Figure content listings |
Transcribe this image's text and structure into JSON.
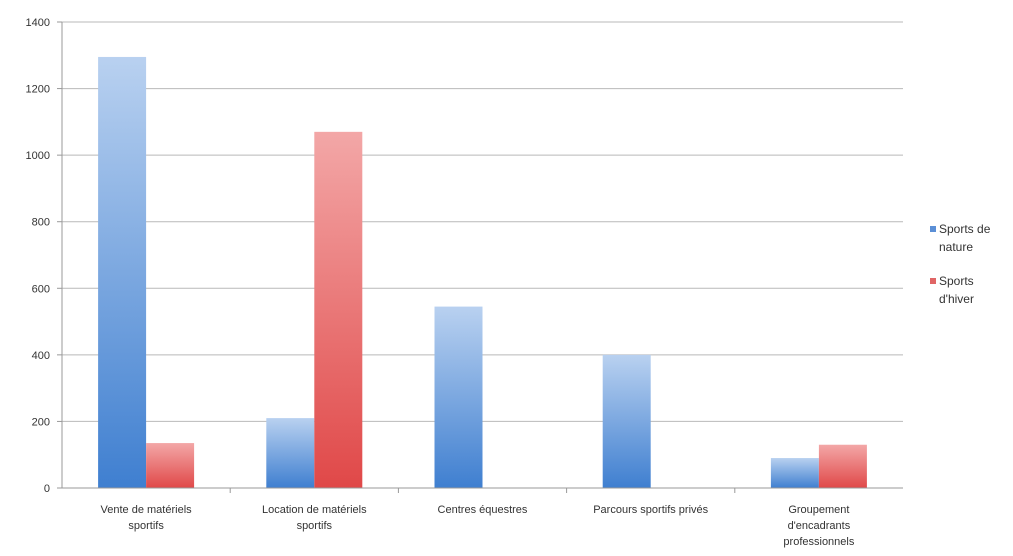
{
  "chart_data": {
    "type": "bar",
    "categories": [
      [
        "Vente de matériels",
        "sportifs"
      ],
      [
        "Location de matériels",
        "sportifs"
      ],
      [
        "Centres équestres"
      ],
      [
        "Parcours sportifs privés"
      ],
      [
        "Groupement",
        "d'encadrants",
        "professionnels"
      ]
    ],
    "series": [
      {
        "name": "Sports de nature",
        "color": "#5b8fd6",
        "values": [
          1295,
          210,
          545,
          400,
          90
        ]
      },
      {
        "name": "Sports d'hiver",
        "color": "#e06565",
        "values": [
          135,
          1070,
          0,
          0,
          130
        ]
      }
    ],
    "ylim": [
      0,
      1400
    ],
    "yticks": [
      "0",
      "200",
      "400",
      "600",
      "800",
      "1000",
      "1200",
      "1400"
    ],
    "grid": true,
    "legend_position": "right"
  },
  "legend": {
    "items": [
      {
        "lines": [
          "Sports de",
          "nature"
        ],
        "color": "#5b8fd6"
      },
      {
        "lines": [
          "Sports",
          "d'hiver"
        ],
        "color": "#e06565"
      }
    ]
  }
}
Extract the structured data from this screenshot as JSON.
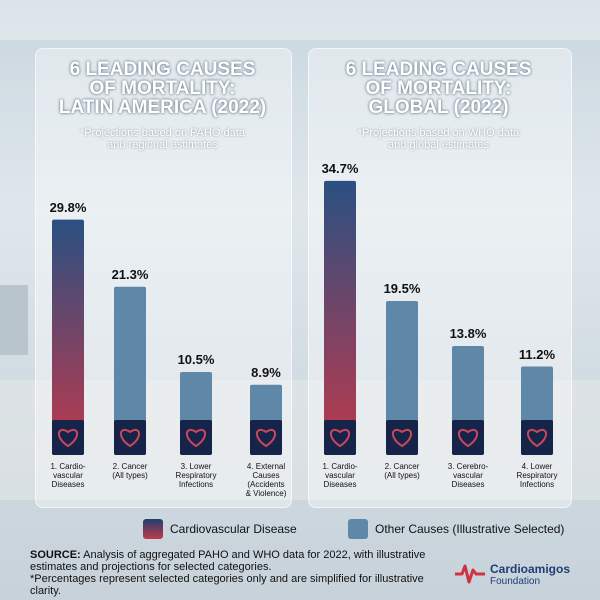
{
  "chart_data": [
    {
      "type": "bar",
      "title": "6 LEADING CAUSES\nOF MORTALITY:\nLATIN AMERICA (2022)",
      "subtitle": "*Projections based on PAHO data\nand regional estimates",
      "categories": [
        "1. Cardio-\nvascular\nDiseases",
        "2. Cancer\n(All types)",
        "3. Lower\nRespiratory\nInfections",
        "4. External\nCauses\n(Accidents\n& Violence)"
      ],
      "values": [
        29.8,
        21.3,
        10.5,
        8.9
      ],
      "value_labels": [
        "29.8%",
        "21.3%",
        "10.5%",
        "8.9%"
      ],
      "colors": [
        "#c0394b",
        "#5f87a7",
        "#5f87a7",
        "#5f87a7"
      ]
    },
    {
      "type": "bar",
      "title": "6 LEADING CAUSES\nOF MORTALITY:\nGLOBAL (2022)",
      "subtitle": "*Projections based on WHO data\nand global estimates",
      "categories": [
        "1. Cardio-\nvascular\nDiseases",
        "2. Cancer\n(All types)",
        "3. Cerebro-\nvascular\nDiseases",
        "4. Lower\nRespiratory\nInfections"
      ],
      "values": [
        34.7,
        19.5,
        13.8,
        11.2
      ],
      "value_labels": [
        "34.7%",
        "19.5%",
        "13.8%",
        "11.2%"
      ],
      "colors": [
        "#c0394b",
        "#5f87a7",
        "#5f87a7",
        "#5f87a7"
      ]
    }
  ],
  "legend": [
    {
      "name": "Cardiovascular Disease",
      "color": "#c0394b"
    },
    {
      "name": "Other Causes (Illustrative Selected)",
      "color": "#5f87a7"
    }
  ],
  "source": {
    "label": "SOURCE:",
    "text": " Analysis of aggregated PAHO and WHO data for 2022, with illustrative estimates and projections for selected categories.",
    "note": "*Percentages represent selected categories only and are simplified for illustrative clarity."
  },
  "logo": {
    "brand": "Cardioamigos",
    "sub": "Foundation"
  }
}
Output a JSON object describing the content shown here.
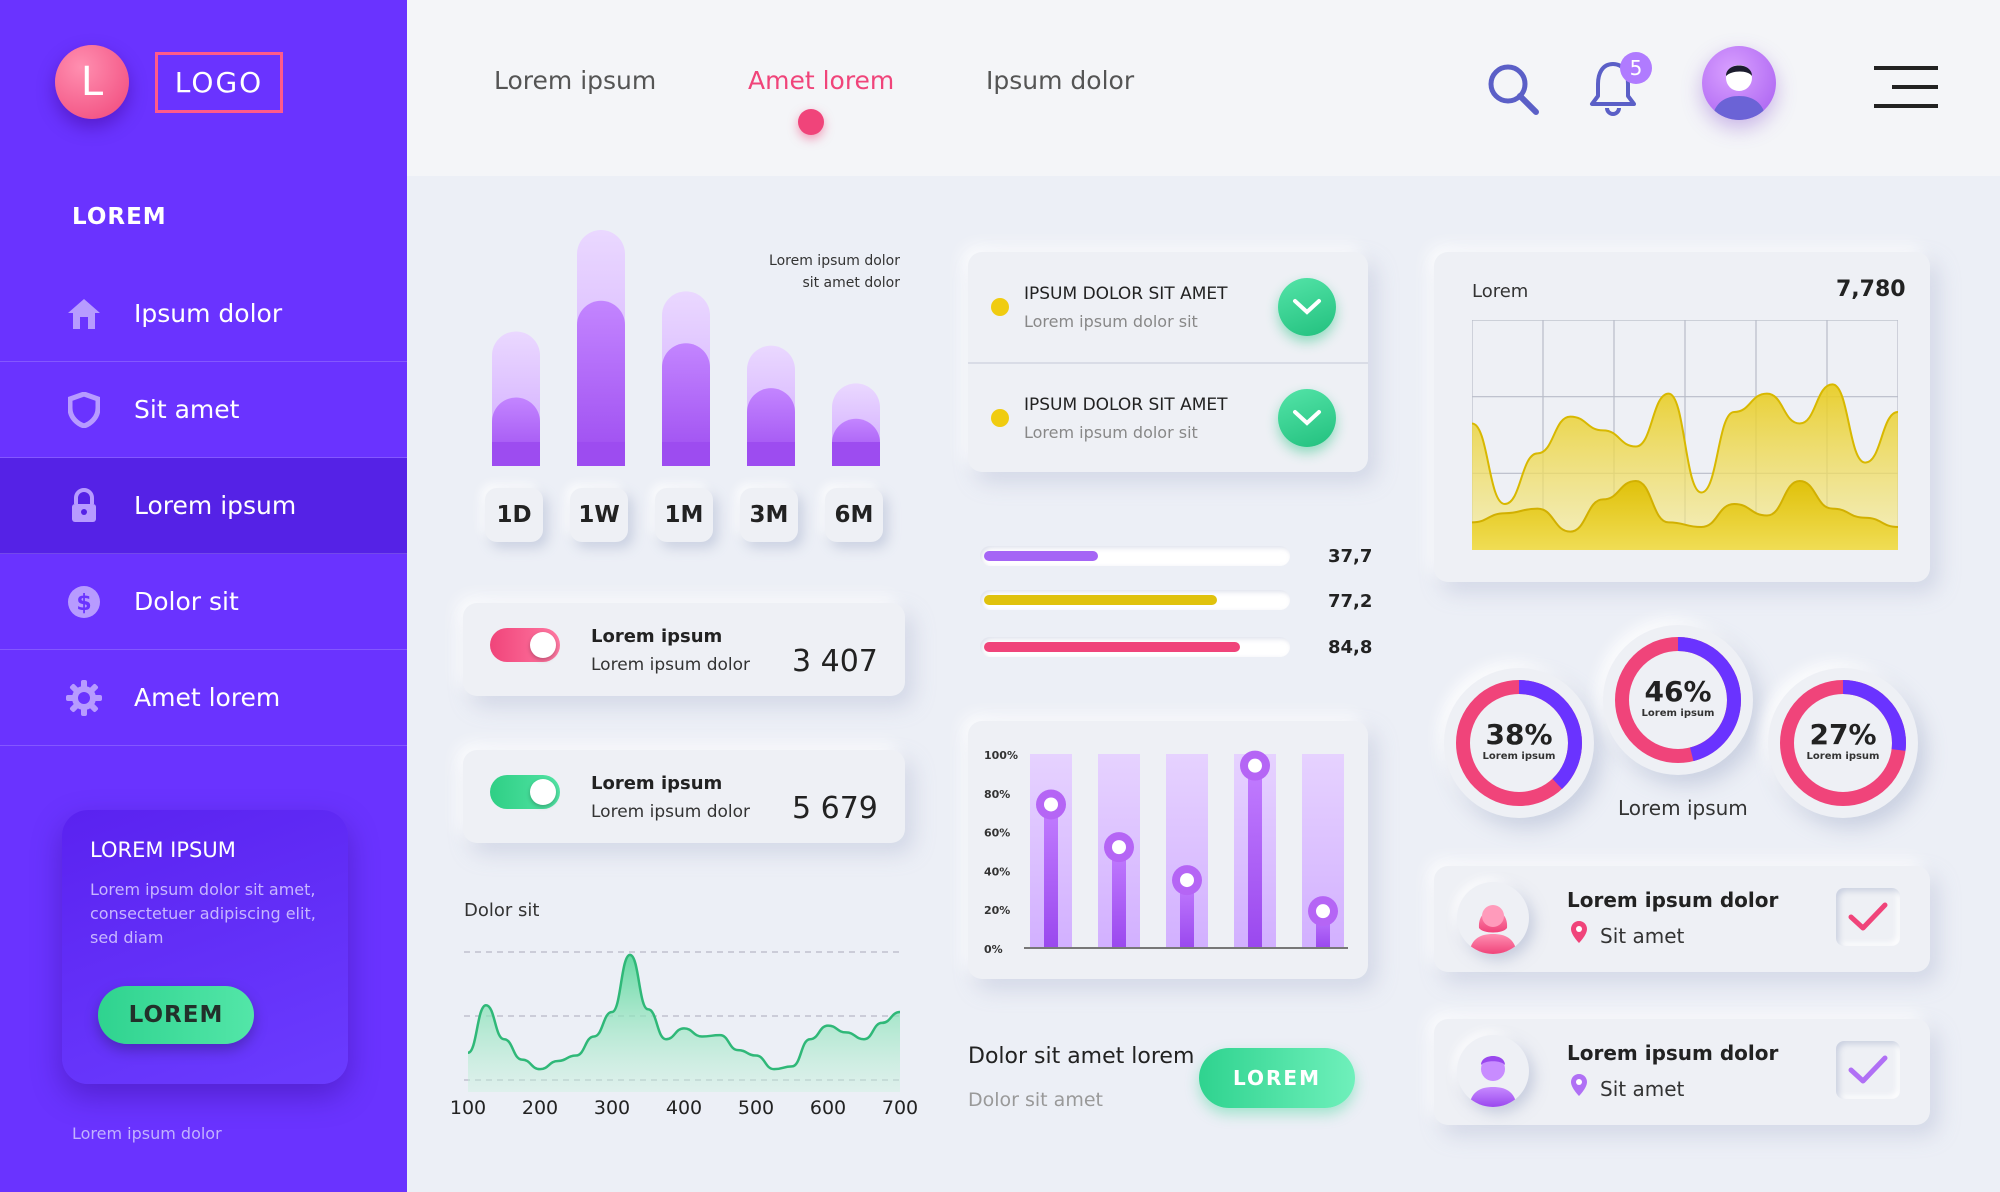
{
  "sidebar": {
    "logo_letter": "L",
    "logo_text": "LOGO",
    "heading": "LOREM",
    "items": [
      {
        "label": "Ipsum dolor",
        "icon": "home-icon"
      },
      {
        "label": "Sit amet",
        "icon": "shield-icon"
      },
      {
        "label": "Lorem ipsum",
        "icon": "lock-icon",
        "active": true
      },
      {
        "label": "Dolor sit",
        "icon": "dollar-icon"
      },
      {
        "label": "Amet lorem",
        "icon": "gear-icon"
      }
    ],
    "promo": {
      "title": "LOREM IPSUM",
      "text": "Lorem ipsum dolor sit amet, consectetuer adipiscing elit, sed diam",
      "button": "LOREM"
    },
    "footer": "Lorem ipsum dolor"
  },
  "header": {
    "tabs": [
      {
        "label": "Lorem ipsum"
      },
      {
        "label": "Amet lorem",
        "active": true
      },
      {
        "label": "Ipsum dolor"
      }
    ],
    "notification_count": "5",
    "icons": [
      "search-icon",
      "bell-icon",
      "avatar",
      "menu-icon"
    ]
  },
  "period_chart": {
    "note_line1": "Lorem ipsum dolor",
    "note_line2": "sit amet dolor",
    "periods": [
      "1D",
      "1W",
      "1M",
      "3M",
      "6M"
    ],
    "chart_data": {
      "type": "bar",
      "categories": [
        "1D",
        "1W",
        "1M",
        "3M",
        "6M"
      ],
      "series": [
        {
          "values": [
            57,
            100,
            74,
            51,
            35
          ]
        },
        {
          "values": [
            29,
            70,
            52,
            33,
            20
          ]
        }
      ]
    }
  },
  "stats": [
    {
      "title": "Lorem ipsum",
      "subtitle": "Lorem ipsum dolor",
      "value": "3 407",
      "toggle_color": "#f0447a"
    },
    {
      "title": "Lorem ipsum",
      "subtitle": "Lorem ipsum dolor",
      "value": "5 679",
      "toggle_color": "#2fcf85"
    }
  ],
  "line_chart": {
    "title": "Dolor sit",
    "chart_data": {
      "type": "area",
      "x_ticks": [
        "100",
        "200",
        "300",
        "400",
        "500",
        "600",
        "700"
      ],
      "x": [
        100,
        125,
        150,
        175,
        200,
        225,
        250,
        275,
        300,
        325,
        350,
        375,
        400,
        425,
        450,
        475,
        500,
        525,
        550,
        575,
        600,
        625,
        650,
        675,
        700
      ],
      "values": [
        20,
        55,
        30,
        15,
        8,
        14,
        18,
        32,
        50,
        92,
        52,
        30,
        38,
        32,
        33,
        22,
        18,
        8,
        10,
        30,
        40,
        35,
        30,
        42,
        50
      ]
    }
  },
  "checklist": [
    {
      "title": "IPSUM DOLOR  SIT AMET",
      "subtitle": "Lorem ipsum dolor sit"
    },
    {
      "title": "IPSUM DOLOR  SIT AMET",
      "subtitle": "Lorem ipsum dolor sit"
    }
  ],
  "progress": [
    {
      "value": 37.7,
      "label": "37,7",
      "color": "#a565f5"
    },
    {
      "value": 77.2,
      "label": "77,2",
      "color": "#e0c20c"
    },
    {
      "value": 84.8,
      "label": "84,8",
      "color": "#f0447a"
    }
  ],
  "lollipop_chart": {
    "chart_data": {
      "type": "bar",
      "y_ticks": [
        "100%",
        "80%",
        "60%",
        "40%",
        "20%",
        "0%"
      ],
      "ylim": [
        0,
        100
      ],
      "values": [
        74,
        52,
        35,
        94,
        19
      ]
    }
  },
  "cta": {
    "title": "Dolor sit amet lorem",
    "subtitle": "Dolor sit amet",
    "button": "LOREM"
  },
  "area_chart": {
    "label": "Lorem",
    "value": "7,780",
    "chart_data": {
      "type": "area",
      "series": [
        {
          "values": [
            55,
            20,
            42,
            58,
            52,
            45,
            68,
            25,
            60,
            68,
            55,
            72,
            38,
            60
          ]
        },
        {
          "values": [
            12,
            16,
            18,
            8,
            22,
            30,
            12,
            10,
            20,
            15,
            30,
            18,
            14,
            10
          ]
        }
      ]
    }
  },
  "donuts": {
    "caption": "Lorem ipsum",
    "items": [
      {
        "percent": "38%",
        "label": "Lorem ipsum",
        "value": 38
      },
      {
        "percent": "46%",
        "label": "Lorem ipsum",
        "value": 46
      },
      {
        "percent": "27%",
        "label": "Lorem ipsum",
        "value": 27
      }
    ]
  },
  "people": [
    {
      "name": "Lorem ipsum dolor",
      "location": "Sit amet",
      "gender": "female",
      "check_color": "#f0447a"
    },
    {
      "name": "Lorem ipsum dolor",
      "location": "Sit amet",
      "gender": "male",
      "check_color": "#b070f5"
    }
  ]
}
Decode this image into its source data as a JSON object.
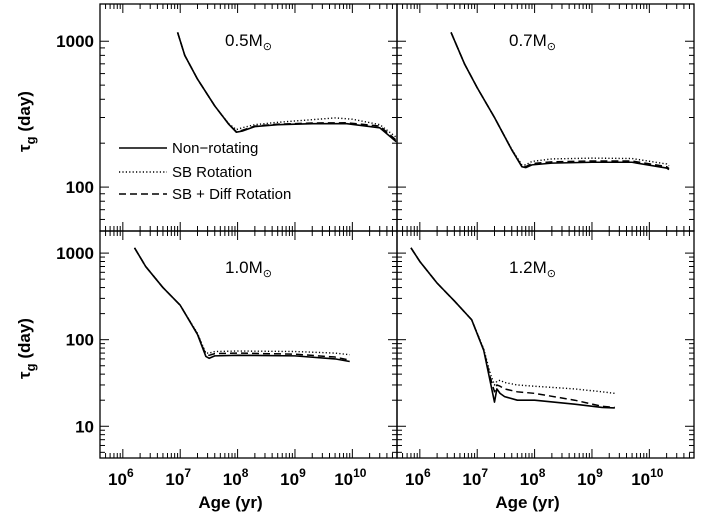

GOAL | List all lines from the entries that include the word "nand".

FULL ANSWER |
      "subtitle": "*Projections based on PAHO data\nand regional estimates",
      "subtitle": "*Projections based on WHO data\nand global estimates",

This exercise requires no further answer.